Exercise instructions: Select every line containing the word "industrial" from the material, and copy those lines.

Stored data entries:

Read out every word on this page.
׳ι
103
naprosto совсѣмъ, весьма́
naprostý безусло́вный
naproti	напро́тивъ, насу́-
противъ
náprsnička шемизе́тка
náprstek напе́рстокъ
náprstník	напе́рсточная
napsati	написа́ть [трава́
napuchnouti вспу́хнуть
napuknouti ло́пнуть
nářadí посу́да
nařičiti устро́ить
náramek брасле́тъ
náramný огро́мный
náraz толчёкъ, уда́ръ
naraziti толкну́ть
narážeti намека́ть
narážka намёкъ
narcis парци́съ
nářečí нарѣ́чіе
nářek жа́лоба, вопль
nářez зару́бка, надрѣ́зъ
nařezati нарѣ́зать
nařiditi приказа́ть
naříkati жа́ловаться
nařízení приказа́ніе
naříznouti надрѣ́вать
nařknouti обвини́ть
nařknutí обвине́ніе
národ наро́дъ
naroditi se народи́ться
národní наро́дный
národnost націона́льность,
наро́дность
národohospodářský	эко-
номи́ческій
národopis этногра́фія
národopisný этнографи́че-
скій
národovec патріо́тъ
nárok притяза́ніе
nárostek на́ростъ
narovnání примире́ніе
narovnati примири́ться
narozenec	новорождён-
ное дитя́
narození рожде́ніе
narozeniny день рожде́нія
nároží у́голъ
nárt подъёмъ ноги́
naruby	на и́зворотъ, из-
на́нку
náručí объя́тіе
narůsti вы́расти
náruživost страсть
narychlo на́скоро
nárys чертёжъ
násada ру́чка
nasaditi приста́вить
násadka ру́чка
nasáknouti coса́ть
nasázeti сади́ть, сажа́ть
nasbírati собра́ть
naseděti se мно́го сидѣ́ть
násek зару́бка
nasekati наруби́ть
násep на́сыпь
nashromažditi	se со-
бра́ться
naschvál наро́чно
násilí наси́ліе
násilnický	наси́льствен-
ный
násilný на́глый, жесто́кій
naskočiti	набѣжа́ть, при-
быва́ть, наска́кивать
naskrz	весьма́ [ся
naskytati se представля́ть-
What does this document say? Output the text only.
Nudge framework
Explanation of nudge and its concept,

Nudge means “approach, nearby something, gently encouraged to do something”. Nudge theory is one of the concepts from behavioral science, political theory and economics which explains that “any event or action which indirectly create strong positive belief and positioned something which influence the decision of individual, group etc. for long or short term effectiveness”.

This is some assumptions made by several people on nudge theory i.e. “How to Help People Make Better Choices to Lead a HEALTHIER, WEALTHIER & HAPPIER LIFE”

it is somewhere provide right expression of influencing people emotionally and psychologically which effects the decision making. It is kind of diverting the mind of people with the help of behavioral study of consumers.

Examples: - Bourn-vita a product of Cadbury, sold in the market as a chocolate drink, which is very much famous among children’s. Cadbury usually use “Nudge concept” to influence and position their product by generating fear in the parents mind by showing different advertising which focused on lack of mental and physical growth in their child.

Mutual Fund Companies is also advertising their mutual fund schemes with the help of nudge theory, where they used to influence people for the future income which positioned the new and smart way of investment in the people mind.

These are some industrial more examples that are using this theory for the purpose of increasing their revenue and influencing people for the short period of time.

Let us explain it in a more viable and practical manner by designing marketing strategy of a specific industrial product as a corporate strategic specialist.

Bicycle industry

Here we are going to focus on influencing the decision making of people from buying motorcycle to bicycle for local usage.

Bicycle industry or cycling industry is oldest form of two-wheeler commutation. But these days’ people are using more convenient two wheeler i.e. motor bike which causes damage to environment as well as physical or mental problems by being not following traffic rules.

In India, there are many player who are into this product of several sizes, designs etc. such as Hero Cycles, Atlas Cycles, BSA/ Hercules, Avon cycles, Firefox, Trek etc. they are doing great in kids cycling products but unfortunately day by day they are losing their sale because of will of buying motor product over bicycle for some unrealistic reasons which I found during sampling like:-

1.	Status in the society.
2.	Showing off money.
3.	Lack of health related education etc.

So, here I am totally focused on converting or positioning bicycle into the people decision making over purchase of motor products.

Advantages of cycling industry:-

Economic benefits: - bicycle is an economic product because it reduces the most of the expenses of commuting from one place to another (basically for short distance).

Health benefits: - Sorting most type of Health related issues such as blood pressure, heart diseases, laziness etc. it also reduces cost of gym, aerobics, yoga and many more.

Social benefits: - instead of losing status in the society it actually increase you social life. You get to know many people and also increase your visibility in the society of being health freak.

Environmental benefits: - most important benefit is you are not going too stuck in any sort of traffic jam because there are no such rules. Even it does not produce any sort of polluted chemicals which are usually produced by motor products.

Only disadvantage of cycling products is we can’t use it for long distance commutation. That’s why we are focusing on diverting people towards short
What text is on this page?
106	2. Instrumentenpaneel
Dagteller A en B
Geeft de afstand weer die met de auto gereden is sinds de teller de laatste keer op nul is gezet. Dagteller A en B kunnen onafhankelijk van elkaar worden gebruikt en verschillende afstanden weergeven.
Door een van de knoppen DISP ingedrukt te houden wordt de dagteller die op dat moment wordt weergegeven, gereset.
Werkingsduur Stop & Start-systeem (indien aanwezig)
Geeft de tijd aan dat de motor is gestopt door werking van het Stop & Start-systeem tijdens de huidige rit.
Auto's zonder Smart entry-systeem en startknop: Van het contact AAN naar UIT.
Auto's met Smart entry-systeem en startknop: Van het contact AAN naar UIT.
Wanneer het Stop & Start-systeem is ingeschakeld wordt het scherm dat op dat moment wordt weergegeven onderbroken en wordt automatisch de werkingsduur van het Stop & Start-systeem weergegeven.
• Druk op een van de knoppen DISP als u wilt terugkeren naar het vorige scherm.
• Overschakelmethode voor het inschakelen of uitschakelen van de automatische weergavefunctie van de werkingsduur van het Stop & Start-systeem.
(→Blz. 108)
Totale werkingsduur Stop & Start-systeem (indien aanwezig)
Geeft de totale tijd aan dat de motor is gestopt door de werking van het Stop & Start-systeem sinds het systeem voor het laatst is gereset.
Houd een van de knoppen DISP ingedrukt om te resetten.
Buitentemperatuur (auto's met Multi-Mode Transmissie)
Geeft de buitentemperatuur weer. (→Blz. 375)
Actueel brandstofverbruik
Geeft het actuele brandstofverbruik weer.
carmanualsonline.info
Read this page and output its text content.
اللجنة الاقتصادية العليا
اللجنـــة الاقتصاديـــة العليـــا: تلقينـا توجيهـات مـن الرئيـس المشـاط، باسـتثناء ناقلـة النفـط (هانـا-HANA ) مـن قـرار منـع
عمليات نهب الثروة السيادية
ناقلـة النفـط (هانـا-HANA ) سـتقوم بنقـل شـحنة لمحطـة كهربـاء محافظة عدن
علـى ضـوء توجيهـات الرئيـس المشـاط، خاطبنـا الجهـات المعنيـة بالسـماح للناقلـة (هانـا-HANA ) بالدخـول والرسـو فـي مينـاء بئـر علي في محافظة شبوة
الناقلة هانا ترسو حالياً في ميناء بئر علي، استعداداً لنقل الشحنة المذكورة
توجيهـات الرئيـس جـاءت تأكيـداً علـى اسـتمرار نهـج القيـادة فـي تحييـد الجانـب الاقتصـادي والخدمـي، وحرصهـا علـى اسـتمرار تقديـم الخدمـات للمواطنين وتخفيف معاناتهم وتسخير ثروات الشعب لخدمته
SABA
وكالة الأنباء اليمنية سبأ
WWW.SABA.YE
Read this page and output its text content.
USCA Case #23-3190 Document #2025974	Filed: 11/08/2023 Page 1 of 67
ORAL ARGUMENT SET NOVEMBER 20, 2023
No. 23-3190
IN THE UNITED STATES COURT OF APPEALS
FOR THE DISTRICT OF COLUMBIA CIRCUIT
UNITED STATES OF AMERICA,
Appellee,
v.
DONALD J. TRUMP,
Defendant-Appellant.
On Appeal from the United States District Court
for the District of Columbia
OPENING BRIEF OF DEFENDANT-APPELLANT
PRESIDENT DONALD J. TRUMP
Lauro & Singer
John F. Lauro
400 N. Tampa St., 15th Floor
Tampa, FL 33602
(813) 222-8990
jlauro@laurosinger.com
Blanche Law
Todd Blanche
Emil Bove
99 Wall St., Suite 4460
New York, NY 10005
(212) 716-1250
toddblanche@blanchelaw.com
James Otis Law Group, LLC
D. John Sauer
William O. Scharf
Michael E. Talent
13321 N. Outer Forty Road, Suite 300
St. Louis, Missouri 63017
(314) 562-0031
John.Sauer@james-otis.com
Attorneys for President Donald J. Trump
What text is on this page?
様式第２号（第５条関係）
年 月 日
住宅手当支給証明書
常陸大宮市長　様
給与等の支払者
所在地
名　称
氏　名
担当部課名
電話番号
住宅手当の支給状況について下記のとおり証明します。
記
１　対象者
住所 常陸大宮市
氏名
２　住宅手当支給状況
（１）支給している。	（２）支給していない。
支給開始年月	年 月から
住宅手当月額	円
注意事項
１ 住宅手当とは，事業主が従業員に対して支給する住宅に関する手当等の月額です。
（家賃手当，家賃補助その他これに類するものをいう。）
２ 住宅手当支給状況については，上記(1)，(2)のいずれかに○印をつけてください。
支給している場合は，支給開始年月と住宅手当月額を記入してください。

The answer:
These are some industrial more examples that are using this theory for the purpose of increasing their revenue and influencing people for the short period of time.
Let us explain it in a more viable and practical manner by designing marketing strategy of a specific industrial product as a corporate strategic specialist.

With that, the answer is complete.